▶ To do
Reproduce the listing below verbatim.
────────────────────
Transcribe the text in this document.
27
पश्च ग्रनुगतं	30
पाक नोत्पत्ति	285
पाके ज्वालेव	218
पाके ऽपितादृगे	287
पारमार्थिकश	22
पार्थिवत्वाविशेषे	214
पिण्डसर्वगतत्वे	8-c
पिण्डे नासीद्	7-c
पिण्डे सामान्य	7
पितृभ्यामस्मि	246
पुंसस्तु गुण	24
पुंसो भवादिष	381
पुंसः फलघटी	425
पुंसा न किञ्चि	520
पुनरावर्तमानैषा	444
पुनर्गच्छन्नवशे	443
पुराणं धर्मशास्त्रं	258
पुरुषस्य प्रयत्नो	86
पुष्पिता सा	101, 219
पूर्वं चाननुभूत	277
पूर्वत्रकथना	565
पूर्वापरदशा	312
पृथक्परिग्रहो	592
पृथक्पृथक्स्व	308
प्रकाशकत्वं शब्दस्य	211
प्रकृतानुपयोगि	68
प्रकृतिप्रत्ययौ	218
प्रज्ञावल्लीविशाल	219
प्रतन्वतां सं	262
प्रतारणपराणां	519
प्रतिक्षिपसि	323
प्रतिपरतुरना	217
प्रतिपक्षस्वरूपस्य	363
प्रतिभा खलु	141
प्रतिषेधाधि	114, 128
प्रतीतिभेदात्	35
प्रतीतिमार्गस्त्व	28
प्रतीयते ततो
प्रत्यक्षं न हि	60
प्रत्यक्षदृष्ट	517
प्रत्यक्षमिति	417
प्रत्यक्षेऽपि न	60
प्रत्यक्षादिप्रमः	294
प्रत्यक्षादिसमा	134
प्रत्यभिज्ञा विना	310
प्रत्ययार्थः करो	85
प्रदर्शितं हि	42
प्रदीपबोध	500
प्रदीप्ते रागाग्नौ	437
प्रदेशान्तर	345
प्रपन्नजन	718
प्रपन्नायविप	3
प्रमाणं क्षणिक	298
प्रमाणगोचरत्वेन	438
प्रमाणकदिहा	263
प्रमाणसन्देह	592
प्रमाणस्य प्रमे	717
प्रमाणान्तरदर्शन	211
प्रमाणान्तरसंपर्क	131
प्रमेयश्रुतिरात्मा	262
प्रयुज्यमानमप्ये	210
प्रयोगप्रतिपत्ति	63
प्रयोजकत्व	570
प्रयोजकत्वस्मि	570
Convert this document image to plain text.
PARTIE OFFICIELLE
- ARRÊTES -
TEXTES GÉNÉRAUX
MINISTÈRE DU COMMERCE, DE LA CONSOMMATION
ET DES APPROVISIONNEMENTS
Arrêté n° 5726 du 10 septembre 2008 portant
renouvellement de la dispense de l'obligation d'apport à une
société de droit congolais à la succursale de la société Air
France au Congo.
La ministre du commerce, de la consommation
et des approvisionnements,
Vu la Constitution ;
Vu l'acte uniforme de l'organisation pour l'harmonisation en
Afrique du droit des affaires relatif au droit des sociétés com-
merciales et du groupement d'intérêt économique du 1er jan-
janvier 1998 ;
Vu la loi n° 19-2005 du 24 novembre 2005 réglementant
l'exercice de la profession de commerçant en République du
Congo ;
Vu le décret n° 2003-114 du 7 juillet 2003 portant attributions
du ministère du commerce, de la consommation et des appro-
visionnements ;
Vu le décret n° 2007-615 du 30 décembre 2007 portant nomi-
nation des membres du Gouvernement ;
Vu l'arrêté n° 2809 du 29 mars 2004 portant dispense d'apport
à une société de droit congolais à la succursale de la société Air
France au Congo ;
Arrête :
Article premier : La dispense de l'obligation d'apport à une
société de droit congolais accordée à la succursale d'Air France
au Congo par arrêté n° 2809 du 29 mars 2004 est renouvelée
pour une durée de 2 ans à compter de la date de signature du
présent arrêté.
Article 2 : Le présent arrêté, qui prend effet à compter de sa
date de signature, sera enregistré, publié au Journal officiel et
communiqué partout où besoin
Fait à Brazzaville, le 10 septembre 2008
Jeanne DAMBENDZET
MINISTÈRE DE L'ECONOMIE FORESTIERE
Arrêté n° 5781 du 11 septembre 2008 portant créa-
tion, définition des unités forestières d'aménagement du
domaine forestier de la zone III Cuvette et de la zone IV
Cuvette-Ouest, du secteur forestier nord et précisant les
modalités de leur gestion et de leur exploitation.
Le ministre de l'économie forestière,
────────────────────
▶ The output
Transcribe the text in this document.
27
पश्च ग्रनुगतं	30
पाक नोत्पत्ति	285
पाके ज्वालेव	218
पाके ऽपितादृगे	287
पारमार्थिकश	22
पार्थिवत्वाविशेषे	214
पिण्डसर्वगतत्वे	8-c
पिण्डे नासीद्	7-c
पिण्डे सामान्य	7
पितृभ्यामस्मि	246
पुंसस्तु गुण	24
पुंसो भवादिष	381
पुंसः फलघटी	425
पुंसा न किञ्चि	520
पुनरावर्तमानैषा	444
पुनर्गच्छन्नवशे	443
पुराणं धर्मशास्त्रं	258
पुरुषस्य प्रयत्नो	86
पुष्पिता सा	101, 219
पूर्वं चाननुभूत	277
पूर्वत्रकथना	565
पूर्वापरदशा	312
पृथक्परिग्रहो	592
पृथक्पृथक्स्व	308
प्रकाशकत्वं शब्दस्य	211
प्रकृतानुपयोगि	68
प्रकृतिप्रत्ययौ	218
प्रज्ञावल्लीविशाल	219
प्रतन्वतां सं	262
प्रतारणपराणां	519
प्रतिक्षिपसि	323
प्रतिपरतुरना	217
प्रतिपक्षस्वरूपस्य	363
प्रतिभा खलु	141
प्रतिषेधाधि	114, 128
प्रतीतिभेदात्	35
प्रतीतिमार्गस्त्व	28
प्रतीयते ततो
प्रत्यक्षं न हि	60
प्रत्यक्षदृष्ट	517
प्रत्यक्षमिति	417
प्रत्यक्षेऽपि न	60
प्रत्यक्षादिप्रमः	294
प्रत्यक्षादिसमा	134
प्रत्यभिज्ञा विना	310
प्रत्ययार्थः करो	85
प्रदर्शितं हि	42
प्रदीपबोध	500
प्रदीप्ते रागाग्नौ	437
प्रदेशान्तर	345
प्रपन्नजन	718
प्रपन्नायविप	3
प्रमाणं क्षणिक	298
प्रमाणगोचरत्वेन	438
प्रमाणकदिहा	263
प्रमाणसन्देह	592
प्रमाणस्य प्रमे	717
प्रमाणान्तरदर्शन	211
प्रमाणान्तरसंपर्क	131
प्रमेयश्रुतिरात्मा	262
प्रयुज्यमानमप्ये	210
प्रयोगप्रतिपत्ति	63
प्रयोजकत्व	570
प्रयोजकत्वस्मि	570
Convert this document image to plain text.
PARTIE OFFICIELLE
- ARRÊTES -
TEXTES GÉNÉRAUX
MINISTÈRE DU COMMERCE, DE LA CONSOMMATION
ET DES APPROVISIONNEMENTS
Arrêté n° 5726 du 10 septembre 2008 portant
renouvellement de la dispense de l'obligation d'apport à une
société de droit congolais à la succursale de la société Air
France au Congo.
La ministre du commerce, de la consommation
et des approvisionnements,
Vu la Constitution ;
Vu l'acte uniforme de l'organisation pour l'harmonisation en
Afrique du droit des affaires relatif au droit des sociétés com-
merciales et du groupement d'intérêt économique du 1er jan-
janvier 1998 ;
Vu la loi n° 19-2005 du 24 novembre 2005 réglementant
l'exercice de la profession de commerçant en République du
Congo ;
Vu le décret n° 2003-114 du 7 juillet 2003 portant attributions
du ministère du commerce, de la consommation et des appro-
visionnements ;
Vu le décret n° 2007-615 du 30 décembre 2007 portant nomi-
nation des membres du Gouvernement ;
Vu l'arrêté n° 2809 du 29 mars 2004 portant dispense d'apport
à une société de droit congolais à la succursale de la société Air
France au Congo ;
Arrête :
Article premier : La dispense de l'obligation d'apport à une
société de droit congolais accordée à la succursale d'Air France
au Congo par arrêté n° 2809 du 29 mars 2004 est renouvelée
pour une durée de 2 ans à compter de la date de signature du
présent arrêté.
Article 2 : Le présent arrêté, qui prend effet à compter de sa
date de signature, sera enregistré, publié au Journal officiel et
communiqué partout où besoin
Fait à Brazzaville, le 10 septembre 2008
Jeanne DAMBENDZET
MINISTÈRE DE L'ECONOMIE FORESTIERE
Arrêté n° 5781 du 11 septembre 2008 portant créa-
tion, définition des unités forestières d'aménagement du
domaine forestier de la zone III Cuvette et de la zone IV
Cuvette-Ouest, du secteur forestier nord et précisant les
modalités de leur gestion et de leur exploitation.
Le ministre de l'économie forestière,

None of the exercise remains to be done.